Collected data entries:
_____

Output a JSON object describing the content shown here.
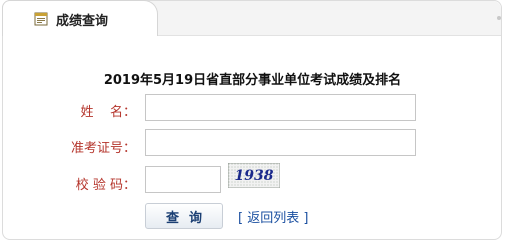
{
  "tab": {
    "label": "成绩查询",
    "icon": "document-icon"
  },
  "form": {
    "title": "2019年5月19日省直部分事业单位考试成绩及排名",
    "fields": [
      {
        "label": "姓    名：",
        "value": "",
        "placeholder": ""
      },
      {
        "label": "准考证号：",
        "value": "",
        "placeholder": ""
      },
      {
        "label": "校 验 码：",
        "value": "",
        "placeholder": ""
      }
    ],
    "captcha_text": "1938",
    "search_label": "查询",
    "back_label": "[ 返回列表 ]"
  },
  "colors": {
    "label": "#b5352c",
    "captcha_text": "#1b2a8c",
    "link": "#1a4fa0",
    "button_text": "#1b3f73"
  }
}
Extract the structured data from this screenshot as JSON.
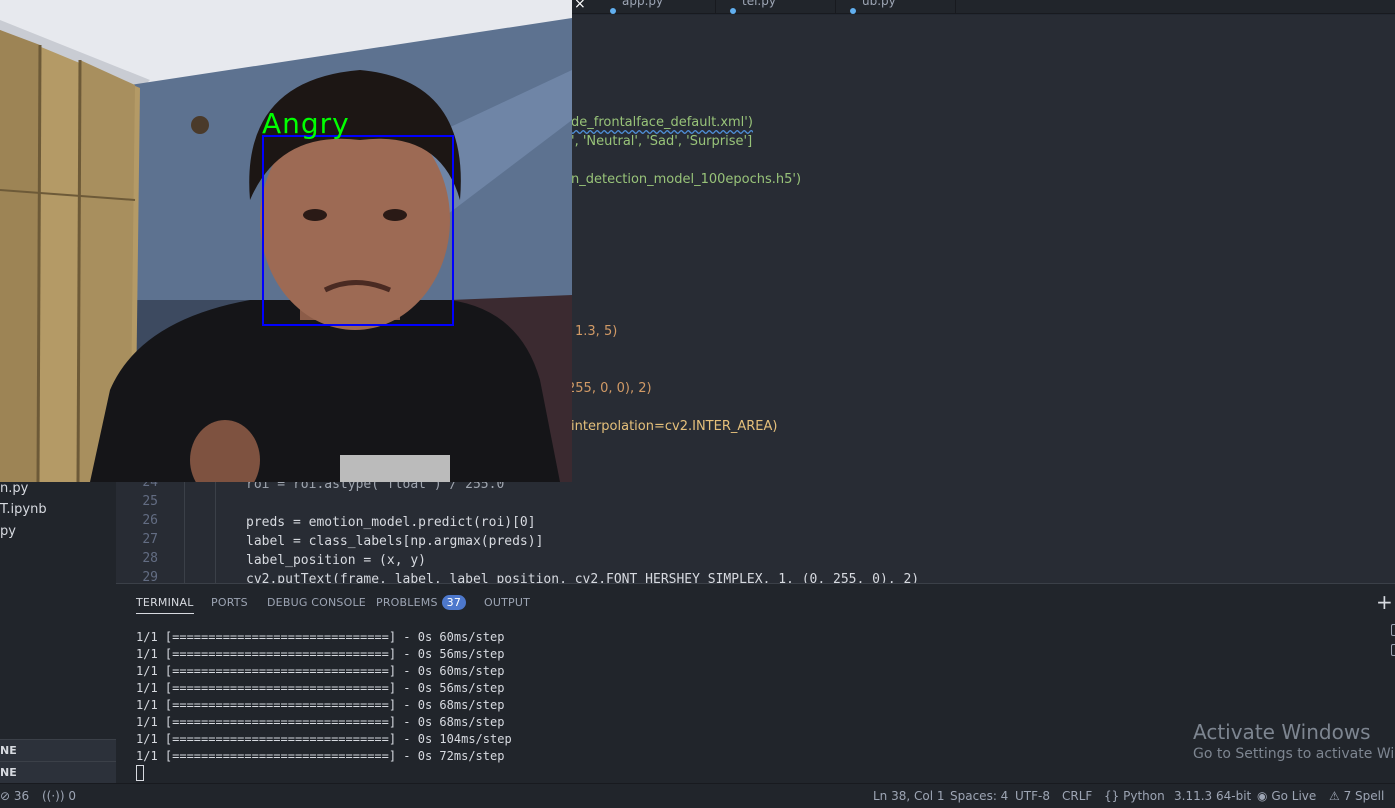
{
  "sidebar": {
    "files": [
      "n.py",
      "T.ipynb",
      "py"
    ],
    "sections": [
      "NE",
      "NE"
    ]
  },
  "tabs": [
    {
      "label": "app.py"
    },
    {
      "label": "tel.py"
    },
    {
      "label": "ub.py"
    }
  ],
  "tab_close_glyph": "×",
  "editor": {
    "partial_lines": [
      {
        "text": "de_frontalface_default.xml')"
      },
      {
        "text": "', 'Neutral', 'Sad', 'Surprise']"
      },
      {
        "text": "n_detection_model_100epochs.h5')"
      },
      {
        "text": "1.3, 5)"
      },
      {
        "text": "255, 0, 0), 2)"
      },
      {
        "text": "interpolation=cv2.INTER_AREA)"
      }
    ],
    "line_numbers": [
      "24",
      "25",
      "26",
      "27",
      "28",
      "29"
    ],
    "lines": [
      {
        "number": "24",
        "text": "roi = roi.astype('float') / 255.0"
      },
      {
        "number": "25",
        "text": ""
      },
      {
        "number": "26",
        "text": "preds = emotion_model.predict(roi)[0]"
      },
      {
        "number": "27",
        "text": "label = class_labels[np.argmax(preds)]"
      },
      {
        "number": "28",
        "text": "label_position = (x, y)"
      },
      {
        "number": "29",
        "text": "cv2.putText(frame, label, label_position, cv2.FONT_HERSHEY_SIMPLEX, 1, (0, 255, 0), 2)"
      }
    ]
  },
  "panel": {
    "tabs": [
      "TERMINAL",
      "PORTS",
      "DEBUG CONSOLE",
      "PROBLEMS",
      "OUTPUT"
    ],
    "problems_count": "37",
    "plus_glyph": "+",
    "terminal_lines": [
      "1/1 [==============================] - 0s 60ms/step",
      "1/1 [==============================] - 0s 56ms/step",
      "1/1 [==============================] - 0s 60ms/step",
      "1/1 [==============================] - 0s 56ms/step",
      "1/1 [==============================] - 0s 68ms/step",
      "1/1 [==============================] - 0s 68ms/step",
      "1/1 [==============================] - 0s 104ms/step",
      "1/1 [==============================] - 0s 72ms/step"
    ]
  },
  "watermark": {
    "title": "Activate Windows",
    "subtitle": "Go to Settings to activate Wind"
  },
  "statusbar": {
    "errors": "36",
    "remote": "0",
    "position": "Ln 38, Col 1",
    "spaces": "Spaces: 4",
    "encoding": "UTF-8",
    "eol": "CRLF",
    "language": "Python",
    "interpreter": "3.11.3 64-bit",
    "golive": "Go Live",
    "spell": "7 Spell"
  },
  "webcam": {
    "emotion_label": "Angry",
    "box_color": "#0000ff",
    "label_color": "#00ff00"
  },
  "colors": {
    "editor_bg": "#282c34",
    "panel_bg": "#21252b",
    "accent": "#4d78cc"
  }
}
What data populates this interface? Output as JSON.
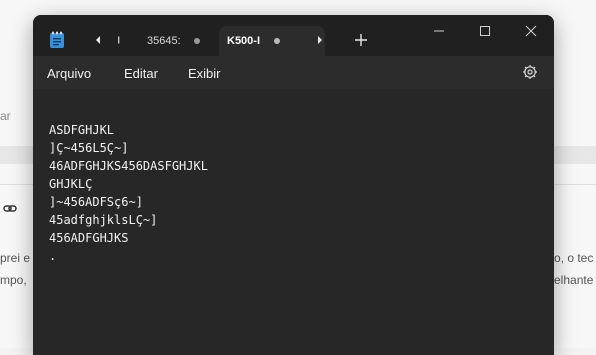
{
  "background_page": {
    "left_snippet": "ar",
    "text_line_1_left": "prei e",
    "text_line_2_left": "mpo,",
    "text_line_1_right": "o, o tec",
    "text_line_2_right": "elhante"
  },
  "window": {
    "tabs": [
      {
        "title": "35645:"
      },
      {
        "title": "K500-I"
      }
    ]
  },
  "menu": {
    "items": [
      "Arquivo",
      "Editar",
      "Exibir"
    ]
  },
  "editor": {
    "lines": [
      "ASDFGHJKL",
      "]Ç~456L5Ç~]",
      "46ADFGHJKS456DASFGHJKL",
      "GHJKLÇ",
      "]~456ADFSç6~]",
      "45adfghjklsLÇ~]",
      "456ADFGHJKS",
      "."
    ]
  },
  "colors": {
    "window_bg": "#202020",
    "menubar_bg": "#2c2c2c",
    "editor_bg": "#272727",
    "text": "#f2f2f2"
  },
  "icons": {
    "app": "notepad-icon",
    "settings": "gear-icon",
    "new_tab": "plus-icon",
    "back": "chevron-left-icon",
    "forward": "chevron-right-icon",
    "link": "link-icon"
  }
}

_____

== Written task ==
A faithful copy of the records above is needed, with the pictures left out.

== Reply ==
Output a JSON object describing the content shown here.
{
  "tab": {
    "label": "成绩查询",
    "icon": "document-icon"
  },
  "form": {
    "title": "2019年5月19日省直部分事业单位考试成绩及排名",
    "fields": [
      {
        "label": "姓    名：",
        "value": "",
        "placeholder": ""
      },
      {
        "label": "准考证号：",
        "value": "",
        "placeholder": ""
      },
      {
        "label": "校 验 码：",
        "value": "",
        "placeholder": ""
      }
    ],
    "captcha_text": "1938",
    "search_label": "查询",
    "back_label": "[ 返回列表 ]"
  },
  "colors": {
    "label": "#b5352c",
    "captcha_text": "#1b2a8c",
    "link": "#1a4fa0",
    "button_text": "#1b3f73"
  }
}
Extract the structured data from this screenshot as JSON.
{
  "sidebar": {
    "files": [
      "n.py",
      "T.ipynb",
      "py"
    ],
    "sections": [
      "NE",
      "NE"
    ]
  },
  "tabs": [
    {
      "label": "app.py"
    },
    {
      "label": "tel.py"
    },
    {
      "label": "ub.py"
    }
  ],
  "tab_close_glyph": "×",
  "editor": {
    "partial_lines": [
      {
        "text": "de_frontalface_default.xml')"
      },
      {
        "text": "', 'Neutral', 'Sad', 'Surprise']"
      },
      {
        "text": "n_detection_model_100epochs.h5')"
      },
      {
        "text": "1.3, 5)"
      },
      {
        "text": "255, 0, 0), 2)"
      },
      {
        "text": "interpolation=cv2.INTER_AREA)"
      }
    ],
    "line_numbers": [
      "24",
      "25",
      "26",
      "27",
      "28",
      "29"
    ],
    "lines": [
      {
        "number": "24",
        "text": "roi = roi.astype('float') / 255.0"
      },
      {
        "number": "25",
        "text": ""
      },
      {
        "number": "26",
        "text": "preds = emotion_model.predict(roi)[0]"
      },
      {
        "number": "27",
        "text": "label = class_labels[np.argmax(preds)]"
      },
      {
        "number": "28",
        "text": "label_position = (x, y)"
      },
      {
        "number": "29",
        "text": "cv2.putText(frame, label, label_position, cv2.FONT_HERSHEY_SIMPLEX, 1, (0, 255, 0), 2)"
      }
    ]
  },
  "panel": {
    "tabs": [
      "TERMINAL",
      "PORTS",
      "DEBUG CONSOLE",
      "PROBLEMS",
      "OUTPUT"
    ],
    "problems_count": "37",
    "plus_glyph": "+",
    "terminal_lines": [
      "1/1 [==============================] - 0s 60ms/step",
      "1/1 [==============================] - 0s 56ms/step",
      "1/1 [==============================] - 0s 60ms/step",
      "1/1 [==============================] - 0s 56ms/step",
      "1/1 [==============================] - 0s 68ms/step",
      "1/1 [==============================] - 0s 68ms/step",
      "1/1 [==============================] - 0s 104ms/step",
      "1/1 [==============================] - 0s 72ms/step"
    ]
  },
  "watermark": {
    "title": "Activate Windows",
    "subtitle": "Go to Settings to activate Wind"
  },
  "statusbar": {
    "errors": "36",
    "remote": "0",
    "position": "Ln 38, Col 1",
    "spaces": "Spaces: 4",
    "encoding": "UTF-8",
    "eol": "CRLF",
    "language": "Python",
    "interpreter": "3.11.3 64-bit",
    "golive": "Go Live",
    "spell": "7 Spell"
  },
  "webcam": {
    "emotion_label": "Angry",
    "box_color": "#0000ff",
    "label_color": "#00ff00"
  },
  "colors": {
    "editor_bg": "#282c34",
    "panel_bg": "#21252b",
    "accent": "#4d78cc"
  }
}
What data populates this interface? Output as JSON.
{
  "background_page": {
    "left_snippet": "ar",
    "text_line_1_left": "prei e",
    "text_line_2_left": "mpo,",
    "text_line_1_right": "o, o tec",
    "text_line_2_right": "elhante"
  },
  "window": {
    "tabs": [
      {
        "title": "35645:"
      },
      {
        "title": "K500-I"
      }
    ]
  },
  "menu": {
    "items": [
      "Arquivo",
      "Editar",
      "Exibir"
    ]
  },
  "editor": {
    "lines": [
      "ASDFGHJKL",
      "]Ç~456L5Ç~]",
      "46ADFGHJKS456DASFGHJKL",
      "GHJKLÇ",
      "]~456ADFSç6~]",
      "45adfghjklsLÇ~]",
      "456ADFGHJKS",
      "."
    ]
  },
  "colors": {
    "window_bg": "#202020",
    "menubar_bg": "#2c2c2c",
    "editor_bg": "#272727",
    "text": "#f2f2f2"
  },
  "icons": {
    "app": "notepad-icon",
    "settings": "gear-icon",
    "new_tab": "plus-icon",
    "back": "chevron-left-icon",
    "forward": "chevron-right-icon",
    "link": "link-icon"
  }
}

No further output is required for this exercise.